• _Exercise aim_
Repeat each entry as written and leave the images out of the copy.

(Extracted records)

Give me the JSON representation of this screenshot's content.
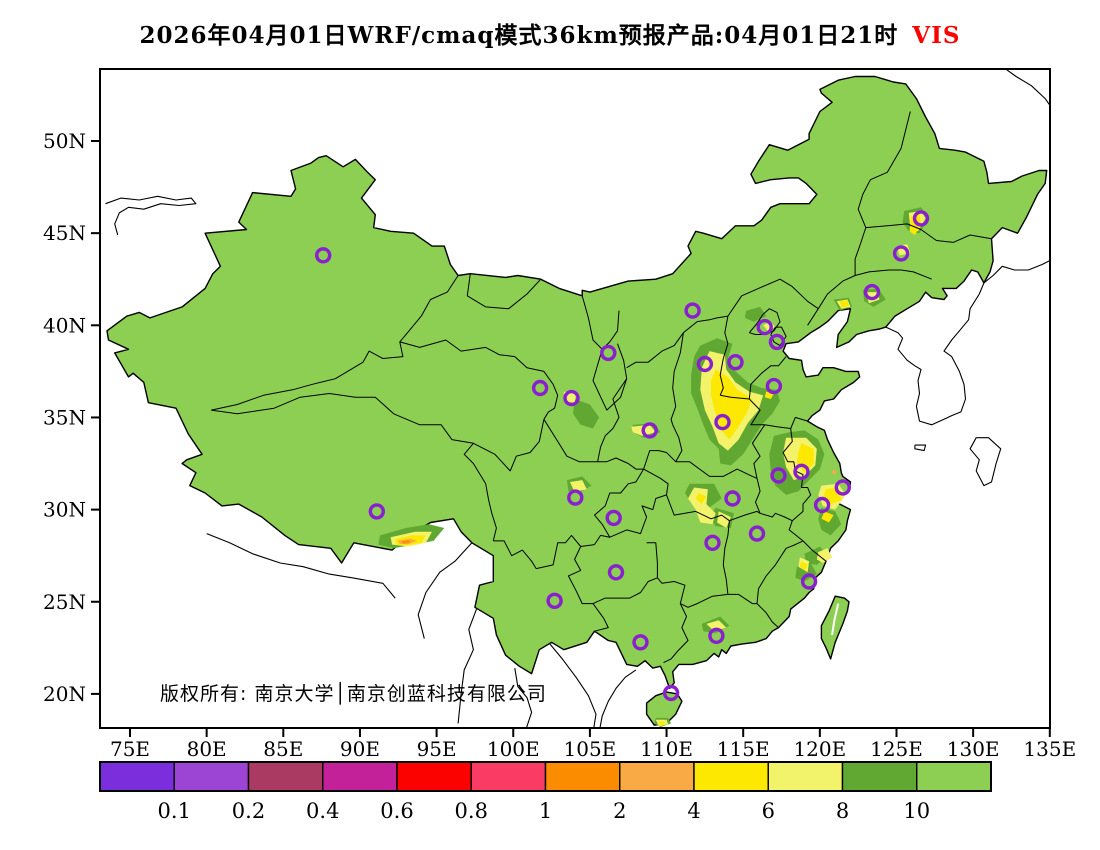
{
  "title": {
    "text": "2026年04月01日WRF/cmaq模式36km预报产品:04月01日21时",
    "variable": "VIS",
    "variable_color": "#fb0100"
  },
  "map": {
    "copyright": "版权所有: 南京大学│南京创蓝科技有限公司",
    "base_color": "#8dcf53",
    "sea_color": "#ffffff",
    "outline_color": "#000000",
    "marker_color": "#8a1fd0",
    "lat_ticks": [
      {
        "label": "50N",
        "lat": 50
      },
      {
        "label": "45N",
        "lat": 45
      },
      {
        "label": "40N",
        "lat": 40
      },
      {
        "label": "35N",
        "lat": 35
      },
      {
        "label": "30N",
        "lat": 30
      },
      {
        "label": "25N",
        "lat": 25
      },
      {
        "label": "20N",
        "lat": 20
      }
    ],
    "lon_ticks": [
      {
        "label": "75E",
        "lon": 75
      },
      {
        "label": "80E",
        "lon": 80
      },
      {
        "label": "85E",
        "lon": 85
      },
      {
        "label": "90E",
        "lon": 90
      },
      {
        "label": "95E",
        "lon": 95
      },
      {
        "label": "100E",
        "lon": 100
      },
      {
        "label": "105E",
        "lon": 105
      },
      {
        "label": "110E",
        "lon": 110
      },
      {
        "label": "115E",
        "lon": 115
      },
      {
        "label": "120E",
        "lon": 120
      },
      {
        "label": "125E",
        "lon": 125
      },
      {
        "label": "130E",
        "lon": 130
      },
      {
        "label": "135E",
        "lon": 135
      }
    ],
    "city_markers": [
      {
        "name": "Urumqi",
        "lon": 87.6,
        "lat": 43.8
      },
      {
        "name": "Harbin",
        "lon": 126.6,
        "lat": 45.8
      },
      {
        "name": "Changchun",
        "lon": 125.3,
        "lat": 43.9
      },
      {
        "name": "Shenyang",
        "lon": 123.4,
        "lat": 41.8
      },
      {
        "name": "Hohhot",
        "lon": 111.7,
        "lat": 40.8
      },
      {
        "name": "Beijing",
        "lon": 116.4,
        "lat": 39.9
      },
      {
        "name": "Tianjin",
        "lon": 117.2,
        "lat": 39.1
      },
      {
        "name": "Shijiazhuang",
        "lon": 114.5,
        "lat": 38.0
      },
      {
        "name": "Taiyuan",
        "lon": 112.5,
        "lat": 37.9
      },
      {
        "name": "Yinchuan",
        "lon": 106.2,
        "lat": 38.5
      },
      {
        "name": "Jinan",
        "lon": 117.0,
        "lat": 36.7
      },
      {
        "name": "Xining",
        "lon": 101.75,
        "lat": 36.6
      },
      {
        "name": "Lanzhou",
        "lon": 103.8,
        "lat": 36.05
      },
      {
        "name": "Zhengzhou",
        "lon": 113.65,
        "lat": 34.75
      },
      {
        "name": "Xian",
        "lon": 108.9,
        "lat": 34.3
      },
      {
        "name": "Nanjing",
        "lon": 118.8,
        "lat": 32.05
      },
      {
        "name": "Hefei",
        "lon": 117.3,
        "lat": 31.85
      },
      {
        "name": "Shanghai",
        "lon": 121.5,
        "lat": 31.2
      },
      {
        "name": "Wuhan",
        "lon": 114.3,
        "lat": 30.6
      },
      {
        "name": "Hangzhou",
        "lon": 120.15,
        "lat": 30.25
      },
      {
        "name": "Chengdu",
        "lon": 104.05,
        "lat": 30.65
      },
      {
        "name": "Chongqing",
        "lon": 106.55,
        "lat": 29.55
      },
      {
        "name": "Lhasa",
        "lon": 91.1,
        "lat": 29.9
      },
      {
        "name": "Nanchang",
        "lon": 115.9,
        "lat": 28.7
      },
      {
        "name": "Changsha",
        "lon": 113.0,
        "lat": 28.2
      },
      {
        "name": "Guiyang",
        "lon": 106.7,
        "lat": 26.6
      },
      {
        "name": "Fuzhou",
        "lon": 119.3,
        "lat": 26.1
      },
      {
        "name": "Kunming",
        "lon": 102.7,
        "lat": 25.05
      },
      {
        "name": "Guangzhou",
        "lon": 113.25,
        "lat": 23.15
      },
      {
        "name": "Nanning",
        "lon": 108.3,
        "lat": 22.8
      },
      {
        "name": "Haikou",
        "lon": 110.3,
        "lat": 20.05
      }
    ]
  },
  "colorbar": {
    "colors": [
      "#7b2fdc",
      "#9c45d4",
      "#aa3a62",
      "#c32199",
      "#fb0100",
      "#fa3c64",
      "#fb8c00",
      "#faaa45",
      "#fce800",
      "#f2f26b",
      "#60a832",
      "#8dcf53"
    ],
    "labels": [
      "0.1",
      "0.2",
      "0.4",
      "0.6",
      "0.8",
      "1",
      "2",
      "4",
      "6",
      "8",
      "10"
    ]
  }
}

• _Full solution_
Give me the JSON representation of this screenshot's content.
{
  "title": {
    "text": "2026年04月01日WRF/cmaq模式36km预报产品:04月01日21时",
    "variable": "VIS",
    "variable_color": "#fb0100"
  },
  "map": {
    "copyright": "版权所有: 南京大学│南京创蓝科技有限公司",
    "base_color": "#8dcf53",
    "sea_color": "#ffffff",
    "outline_color": "#000000",
    "marker_color": "#8a1fd0",
    "lat_ticks": [
      {
        "label": "50N",
        "lat": 50
      },
      {
        "label": "45N",
        "lat": 45
      },
      {
        "label": "40N",
        "lat": 40
      },
      {
        "label": "35N",
        "lat": 35
      },
      {
        "label": "30N",
        "lat": 30
      },
      {
        "label": "25N",
        "lat": 25
      },
      {
        "label": "20N",
        "lat": 20
      }
    ],
    "lon_ticks": [
      {
        "label": "75E",
        "lon": 75
      },
      {
        "label": "80E",
        "lon": 80
      },
      {
        "label": "85E",
        "lon": 85
      },
      {
        "label": "90E",
        "lon": 90
      },
      {
        "label": "95E",
        "lon": 95
      },
      {
        "label": "100E",
        "lon": 100
      },
      {
        "label": "105E",
        "lon": 105
      },
      {
        "label": "110E",
        "lon": 110
      },
      {
        "label": "115E",
        "lon": 115
      },
      {
        "label": "120E",
        "lon": 120
      },
      {
        "label": "125E",
        "lon": 125
      },
      {
        "label": "130E",
        "lon": 130
      },
      {
        "label": "135E",
        "lon": 135
      }
    ],
    "city_markers": [
      {
        "name": "Urumqi",
        "lon": 87.6,
        "lat": 43.8
      },
      {
        "name": "Harbin",
        "lon": 126.6,
        "lat": 45.8
      },
      {
        "name": "Changchun",
        "lon": 125.3,
        "lat": 43.9
      },
      {
        "name": "Shenyang",
        "lon": 123.4,
        "lat": 41.8
      },
      {
        "name": "Hohhot",
        "lon": 111.7,
        "lat": 40.8
      },
      {
        "name": "Beijing",
        "lon": 116.4,
        "lat": 39.9
      },
      {
        "name": "Tianjin",
        "lon": 117.2,
        "lat": 39.1
      },
      {
        "name": "Shijiazhuang",
        "lon": 114.5,
        "lat": 38.0
      },
      {
        "name": "Taiyuan",
        "lon": 112.5,
        "lat": 37.9
      },
      {
        "name": "Yinchuan",
        "lon": 106.2,
        "lat": 38.5
      },
      {
        "name": "Jinan",
        "lon": 117.0,
        "lat": 36.7
      },
      {
        "name": "Xining",
        "lon": 101.75,
        "lat": 36.6
      },
      {
        "name": "Lanzhou",
        "lon": 103.8,
        "lat": 36.05
      },
      {
        "name": "Zhengzhou",
        "lon": 113.65,
        "lat": 34.75
      },
      {
        "name": "Xian",
        "lon": 108.9,
        "lat": 34.3
      },
      {
        "name": "Nanjing",
        "lon": 118.8,
        "lat": 32.05
      },
      {
        "name": "Hefei",
        "lon": 117.3,
        "lat": 31.85
      },
      {
        "name": "Shanghai",
        "lon": 121.5,
        "lat": 31.2
      },
      {
        "name": "Wuhan",
        "lon": 114.3,
        "lat": 30.6
      },
      {
        "name": "Hangzhou",
        "lon": 120.15,
        "lat": 30.25
      },
      {
        "name": "Chengdu",
        "lon": 104.05,
        "lat": 30.65
      },
      {
        "name": "Chongqing",
        "lon": 106.55,
        "lat": 29.55
      },
      {
        "name": "Lhasa",
        "lon": 91.1,
        "lat": 29.9
      },
      {
        "name": "Nanchang",
        "lon": 115.9,
        "lat": 28.7
      },
      {
        "name": "Changsha",
        "lon": 113.0,
        "lat": 28.2
      },
      {
        "name": "Guiyang",
        "lon": 106.7,
        "lat": 26.6
      },
      {
        "name": "Fuzhou",
        "lon": 119.3,
        "lat": 26.1
      },
      {
        "name": "Kunming",
        "lon": 102.7,
        "lat": 25.05
      },
      {
        "name": "Guangzhou",
        "lon": 113.25,
        "lat": 23.15
      },
      {
        "name": "Nanning",
        "lon": 108.3,
        "lat": 22.8
      },
      {
        "name": "Haikou",
        "lon": 110.3,
        "lat": 20.05
      }
    ]
  },
  "colorbar": {
    "colors": [
      "#7b2fdc",
      "#9c45d4",
      "#aa3a62",
      "#c32199",
      "#fb0100",
      "#fa3c64",
      "#fb8c00",
      "#faaa45",
      "#fce800",
      "#f2f26b",
      "#60a832",
      "#8dcf53"
    ],
    "labels": [
      "0.1",
      "0.2",
      "0.4",
      "0.6",
      "0.8",
      "1",
      "2",
      "4",
      "6",
      "8",
      "10"
    ]
  }
}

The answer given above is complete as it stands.